*** Data records
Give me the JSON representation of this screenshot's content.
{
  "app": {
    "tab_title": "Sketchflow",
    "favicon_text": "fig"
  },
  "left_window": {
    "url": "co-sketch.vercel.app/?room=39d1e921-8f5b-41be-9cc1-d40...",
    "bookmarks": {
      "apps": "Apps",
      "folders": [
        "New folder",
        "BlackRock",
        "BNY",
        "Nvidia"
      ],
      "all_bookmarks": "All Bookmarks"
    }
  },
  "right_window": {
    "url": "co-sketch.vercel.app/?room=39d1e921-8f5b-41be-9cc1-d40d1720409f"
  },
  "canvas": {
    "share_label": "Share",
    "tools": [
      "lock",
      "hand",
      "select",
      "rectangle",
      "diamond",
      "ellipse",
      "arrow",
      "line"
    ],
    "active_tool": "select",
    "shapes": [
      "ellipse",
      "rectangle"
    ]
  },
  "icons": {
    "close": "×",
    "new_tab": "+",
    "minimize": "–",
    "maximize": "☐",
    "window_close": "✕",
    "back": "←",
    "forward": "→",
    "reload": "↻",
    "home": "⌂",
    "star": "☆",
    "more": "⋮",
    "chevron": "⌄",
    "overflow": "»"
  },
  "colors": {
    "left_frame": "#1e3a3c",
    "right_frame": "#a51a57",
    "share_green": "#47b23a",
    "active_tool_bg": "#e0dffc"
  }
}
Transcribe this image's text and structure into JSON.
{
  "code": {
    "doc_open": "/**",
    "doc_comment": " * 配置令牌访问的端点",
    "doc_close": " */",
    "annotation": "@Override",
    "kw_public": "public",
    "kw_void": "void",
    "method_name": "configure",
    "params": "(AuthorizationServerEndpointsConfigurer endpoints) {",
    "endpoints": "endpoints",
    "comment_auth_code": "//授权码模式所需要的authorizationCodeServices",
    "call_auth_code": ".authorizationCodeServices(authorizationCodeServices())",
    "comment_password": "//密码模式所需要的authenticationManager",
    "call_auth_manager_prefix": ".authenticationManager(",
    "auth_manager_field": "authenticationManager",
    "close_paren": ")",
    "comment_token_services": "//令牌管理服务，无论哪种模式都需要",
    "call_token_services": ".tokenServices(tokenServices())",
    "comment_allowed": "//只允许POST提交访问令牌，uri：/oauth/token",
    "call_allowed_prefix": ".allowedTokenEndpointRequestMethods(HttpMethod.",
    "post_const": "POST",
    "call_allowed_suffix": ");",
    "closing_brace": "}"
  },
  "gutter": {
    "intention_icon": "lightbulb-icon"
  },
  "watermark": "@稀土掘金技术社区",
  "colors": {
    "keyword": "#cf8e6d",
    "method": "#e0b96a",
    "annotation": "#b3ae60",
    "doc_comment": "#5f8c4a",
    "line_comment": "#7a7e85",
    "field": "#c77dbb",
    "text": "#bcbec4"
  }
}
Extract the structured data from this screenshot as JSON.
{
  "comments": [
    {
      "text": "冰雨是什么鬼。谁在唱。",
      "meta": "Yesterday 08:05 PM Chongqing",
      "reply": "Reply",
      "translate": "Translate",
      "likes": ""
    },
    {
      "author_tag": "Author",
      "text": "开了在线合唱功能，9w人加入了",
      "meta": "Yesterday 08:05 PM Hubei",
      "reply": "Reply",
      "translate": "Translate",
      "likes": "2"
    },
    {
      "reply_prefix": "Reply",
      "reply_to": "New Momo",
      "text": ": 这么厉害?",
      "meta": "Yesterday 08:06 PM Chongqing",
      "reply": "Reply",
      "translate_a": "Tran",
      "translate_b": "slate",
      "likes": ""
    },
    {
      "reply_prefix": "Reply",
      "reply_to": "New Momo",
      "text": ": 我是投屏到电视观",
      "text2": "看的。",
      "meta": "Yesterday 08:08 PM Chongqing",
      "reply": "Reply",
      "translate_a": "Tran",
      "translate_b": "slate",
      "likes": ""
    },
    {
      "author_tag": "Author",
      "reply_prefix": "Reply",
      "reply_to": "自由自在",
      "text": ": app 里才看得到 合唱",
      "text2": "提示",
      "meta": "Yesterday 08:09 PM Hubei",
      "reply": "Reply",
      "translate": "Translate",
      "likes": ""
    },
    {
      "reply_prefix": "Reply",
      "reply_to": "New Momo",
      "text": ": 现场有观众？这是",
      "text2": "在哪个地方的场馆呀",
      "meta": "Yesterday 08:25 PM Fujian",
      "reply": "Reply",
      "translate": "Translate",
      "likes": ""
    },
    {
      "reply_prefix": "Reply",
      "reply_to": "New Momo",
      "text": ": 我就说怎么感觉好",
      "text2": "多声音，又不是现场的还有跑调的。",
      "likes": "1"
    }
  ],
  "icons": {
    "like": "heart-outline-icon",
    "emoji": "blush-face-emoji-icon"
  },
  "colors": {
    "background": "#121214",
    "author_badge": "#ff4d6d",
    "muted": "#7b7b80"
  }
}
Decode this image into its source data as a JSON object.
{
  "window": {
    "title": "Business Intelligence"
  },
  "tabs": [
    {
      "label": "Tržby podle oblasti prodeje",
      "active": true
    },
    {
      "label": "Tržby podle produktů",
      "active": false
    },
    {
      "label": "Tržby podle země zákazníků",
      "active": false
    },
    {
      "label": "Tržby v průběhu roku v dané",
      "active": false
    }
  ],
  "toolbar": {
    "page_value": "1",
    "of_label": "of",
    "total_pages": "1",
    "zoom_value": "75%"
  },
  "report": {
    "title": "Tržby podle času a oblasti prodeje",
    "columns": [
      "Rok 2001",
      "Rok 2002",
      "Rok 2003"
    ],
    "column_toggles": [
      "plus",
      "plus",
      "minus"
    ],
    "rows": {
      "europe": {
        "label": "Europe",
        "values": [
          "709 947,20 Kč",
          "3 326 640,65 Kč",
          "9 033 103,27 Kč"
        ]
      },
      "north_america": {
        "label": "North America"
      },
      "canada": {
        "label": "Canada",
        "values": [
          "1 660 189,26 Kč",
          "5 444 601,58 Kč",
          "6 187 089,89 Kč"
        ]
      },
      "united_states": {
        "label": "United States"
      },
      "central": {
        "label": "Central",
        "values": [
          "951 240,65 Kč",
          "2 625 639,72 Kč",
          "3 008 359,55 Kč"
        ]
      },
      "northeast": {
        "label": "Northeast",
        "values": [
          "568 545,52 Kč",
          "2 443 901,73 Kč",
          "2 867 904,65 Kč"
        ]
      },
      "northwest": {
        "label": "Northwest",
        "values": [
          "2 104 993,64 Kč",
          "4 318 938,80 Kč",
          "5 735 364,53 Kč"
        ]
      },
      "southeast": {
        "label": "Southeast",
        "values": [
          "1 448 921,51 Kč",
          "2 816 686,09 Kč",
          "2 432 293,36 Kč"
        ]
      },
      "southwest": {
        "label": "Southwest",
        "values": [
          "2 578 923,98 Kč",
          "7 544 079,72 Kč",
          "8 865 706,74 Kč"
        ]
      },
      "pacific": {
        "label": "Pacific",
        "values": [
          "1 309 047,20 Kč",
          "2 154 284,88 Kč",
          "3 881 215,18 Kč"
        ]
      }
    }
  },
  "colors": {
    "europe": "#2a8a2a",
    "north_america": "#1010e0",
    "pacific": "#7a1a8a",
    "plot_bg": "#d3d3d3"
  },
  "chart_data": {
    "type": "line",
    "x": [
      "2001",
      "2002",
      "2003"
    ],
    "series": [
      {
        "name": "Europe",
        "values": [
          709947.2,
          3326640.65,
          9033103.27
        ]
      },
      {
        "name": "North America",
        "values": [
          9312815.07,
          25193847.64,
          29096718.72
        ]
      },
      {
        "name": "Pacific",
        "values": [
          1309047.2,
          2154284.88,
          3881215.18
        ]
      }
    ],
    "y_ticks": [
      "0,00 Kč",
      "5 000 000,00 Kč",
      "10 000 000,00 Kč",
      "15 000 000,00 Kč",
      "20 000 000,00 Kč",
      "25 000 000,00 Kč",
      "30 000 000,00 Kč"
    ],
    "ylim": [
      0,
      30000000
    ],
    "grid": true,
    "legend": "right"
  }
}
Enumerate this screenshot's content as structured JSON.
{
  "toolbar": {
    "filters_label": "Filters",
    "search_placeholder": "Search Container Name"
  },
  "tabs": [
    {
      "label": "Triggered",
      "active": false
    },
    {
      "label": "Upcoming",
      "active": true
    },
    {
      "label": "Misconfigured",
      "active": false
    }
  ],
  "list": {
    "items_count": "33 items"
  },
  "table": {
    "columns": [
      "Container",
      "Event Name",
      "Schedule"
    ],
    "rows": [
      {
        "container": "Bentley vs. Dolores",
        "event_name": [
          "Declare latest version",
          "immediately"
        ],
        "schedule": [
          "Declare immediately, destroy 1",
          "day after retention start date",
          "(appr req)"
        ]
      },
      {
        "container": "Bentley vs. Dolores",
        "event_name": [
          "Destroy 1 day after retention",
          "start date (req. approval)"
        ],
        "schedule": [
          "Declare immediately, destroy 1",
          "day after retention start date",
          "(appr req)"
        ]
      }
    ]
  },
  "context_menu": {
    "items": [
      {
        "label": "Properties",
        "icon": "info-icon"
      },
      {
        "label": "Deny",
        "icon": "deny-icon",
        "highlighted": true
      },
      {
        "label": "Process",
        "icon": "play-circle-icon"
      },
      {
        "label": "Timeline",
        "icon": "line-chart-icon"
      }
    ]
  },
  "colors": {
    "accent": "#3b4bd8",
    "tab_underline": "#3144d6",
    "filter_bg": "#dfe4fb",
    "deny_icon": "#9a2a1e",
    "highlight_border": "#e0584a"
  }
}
******
## Written exercise:
Copy every line of the records above that contains "oblasti".

## Result for this task:
      "label": "Tržby podle oblasti prodeje",
    "title": "Tržby podle času a oblasti prodeje",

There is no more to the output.